# start of Provided records
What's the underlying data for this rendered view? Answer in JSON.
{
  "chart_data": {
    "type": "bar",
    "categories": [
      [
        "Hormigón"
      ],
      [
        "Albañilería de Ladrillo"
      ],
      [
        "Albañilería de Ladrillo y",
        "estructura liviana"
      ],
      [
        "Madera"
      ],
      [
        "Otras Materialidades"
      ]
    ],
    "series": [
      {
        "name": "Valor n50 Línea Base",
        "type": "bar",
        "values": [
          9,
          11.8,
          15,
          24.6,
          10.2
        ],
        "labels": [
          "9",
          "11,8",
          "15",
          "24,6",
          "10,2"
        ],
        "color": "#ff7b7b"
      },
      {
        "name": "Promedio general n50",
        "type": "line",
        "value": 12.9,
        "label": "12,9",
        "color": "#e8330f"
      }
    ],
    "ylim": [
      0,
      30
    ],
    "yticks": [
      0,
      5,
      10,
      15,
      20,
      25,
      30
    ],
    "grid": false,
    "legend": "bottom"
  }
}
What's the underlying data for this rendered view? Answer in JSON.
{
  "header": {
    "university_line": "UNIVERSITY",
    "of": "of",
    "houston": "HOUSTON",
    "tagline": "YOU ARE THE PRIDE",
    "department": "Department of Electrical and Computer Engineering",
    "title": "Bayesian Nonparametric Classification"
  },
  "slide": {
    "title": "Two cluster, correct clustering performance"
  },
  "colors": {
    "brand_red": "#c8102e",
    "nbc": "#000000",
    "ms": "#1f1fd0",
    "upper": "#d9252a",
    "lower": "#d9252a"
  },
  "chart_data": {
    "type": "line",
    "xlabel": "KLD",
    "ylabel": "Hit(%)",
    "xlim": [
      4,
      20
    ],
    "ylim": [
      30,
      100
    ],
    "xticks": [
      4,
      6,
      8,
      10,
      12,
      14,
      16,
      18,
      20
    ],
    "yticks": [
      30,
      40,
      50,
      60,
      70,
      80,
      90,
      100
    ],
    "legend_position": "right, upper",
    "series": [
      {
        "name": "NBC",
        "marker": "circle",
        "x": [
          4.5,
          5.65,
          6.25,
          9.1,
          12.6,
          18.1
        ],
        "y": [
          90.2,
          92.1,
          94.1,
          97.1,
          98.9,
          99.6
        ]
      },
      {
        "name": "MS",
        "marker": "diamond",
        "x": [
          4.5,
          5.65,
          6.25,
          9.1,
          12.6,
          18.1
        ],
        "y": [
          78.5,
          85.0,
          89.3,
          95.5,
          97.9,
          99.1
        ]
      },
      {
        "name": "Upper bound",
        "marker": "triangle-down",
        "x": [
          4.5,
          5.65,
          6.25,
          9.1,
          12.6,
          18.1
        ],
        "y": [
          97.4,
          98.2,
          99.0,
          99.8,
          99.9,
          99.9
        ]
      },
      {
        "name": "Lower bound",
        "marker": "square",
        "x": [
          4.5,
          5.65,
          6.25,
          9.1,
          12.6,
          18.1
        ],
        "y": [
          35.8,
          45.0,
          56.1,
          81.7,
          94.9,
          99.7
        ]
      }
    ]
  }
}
# end of Provided records
**The task**
Set all of the records down again, exactly as they stand.

**Task solution**
What's the underlying data for this rendered view? Answer in JSON.
{
  "chart_data": {
    "type": "bar",
    "categories": [
      [
        "Hormigón"
      ],
      [
        "Albañilería de Ladrillo"
      ],
      [
        "Albañilería de Ladrillo y",
        "estructura liviana"
      ],
      [
        "Madera"
      ],
      [
        "Otras Materialidades"
      ]
    ],
    "series": [
      {
        "name": "Valor n50 Línea Base",
        "type": "bar",
        "values": [
          9,
          11.8,
          15,
          24.6,
          10.2
        ],
        "labels": [
          "9",
          "11,8",
          "15",
          "24,6",
          "10,2"
        ],
        "color": "#ff7b7b"
      },
      {
        "name": "Promedio general n50",
        "type": "line",
        "value": 12.9,
        "label": "12,9",
        "color": "#e8330f"
      }
    ],
    "ylim": [
      0,
      30
    ],
    "yticks": [
      0,
      5,
      10,
      15,
      20,
      25,
      30
    ],
    "grid": false,
    "legend": "bottom"
  }
}
What's the underlying data for this rendered view? Answer in JSON.
{
  "header": {
    "university_line": "UNIVERSITY",
    "of": "of",
    "houston": "HOUSTON",
    "tagline": "YOU ARE THE PRIDE",
    "department": "Department of Electrical and Computer Engineering",
    "title": "Bayesian Nonparametric Classification"
  },
  "slide": {
    "title": "Two cluster, correct clustering performance"
  },
  "colors": {
    "brand_red": "#c8102e",
    "nbc": "#000000",
    "ms": "#1f1fd0",
    "upper": "#d9252a",
    "lower": "#d9252a"
  },
  "chart_data": {
    "type": "line",
    "xlabel": "KLD",
    "ylabel": "Hit(%)",
    "xlim": [
      4,
      20
    ],
    "ylim": [
      30,
      100
    ],
    "xticks": [
      4,
      6,
      8,
      10,
      12,
      14,
      16,
      18,
      20
    ],
    "yticks": [
      30,
      40,
      50,
      60,
      70,
      80,
      90,
      100
    ],
    "legend_position": "right, upper",
    "series": [
      {
        "name": "NBC",
        "marker": "circle",
        "x": [
          4.5,
          5.65,
          6.25,
          9.1,
          12.6,
          18.1
        ],
        "y": [
          90.2,
          92.1,
          94.1,
          97.1,
          98.9,
          99.6
        ]
      },
      {
        "name": "MS",
        "marker": "diamond",
        "x": [
          4.5,
          5.65,
          6.25,
          9.1,
          12.6,
          18.1
        ],
        "y": [
          78.5,
          85.0,
          89.3,
          95.5,
          97.9,
          99.1
        ]
      },
      {
        "name": "Upper bound",
        "marker": "triangle-down",
        "x": [
          4.5,
          5.65,
          6.25,
          9.1,
          12.6,
          18.1
        ],
        "y": [
          97.4,
          98.2,
          99.0,
          99.8,
          99.9,
          99.9
        ]
      },
      {
        "name": "Lower bound",
        "marker": "square",
        "x": [
          4.5,
          5.65,
          6.25,
          9.1,
          12.6,
          18.1
        ],
        "y": [
          35.8,
          45.0,
          56.1,
          81.7,
          94.9,
          99.7
        ]
      }
    ]
  }
}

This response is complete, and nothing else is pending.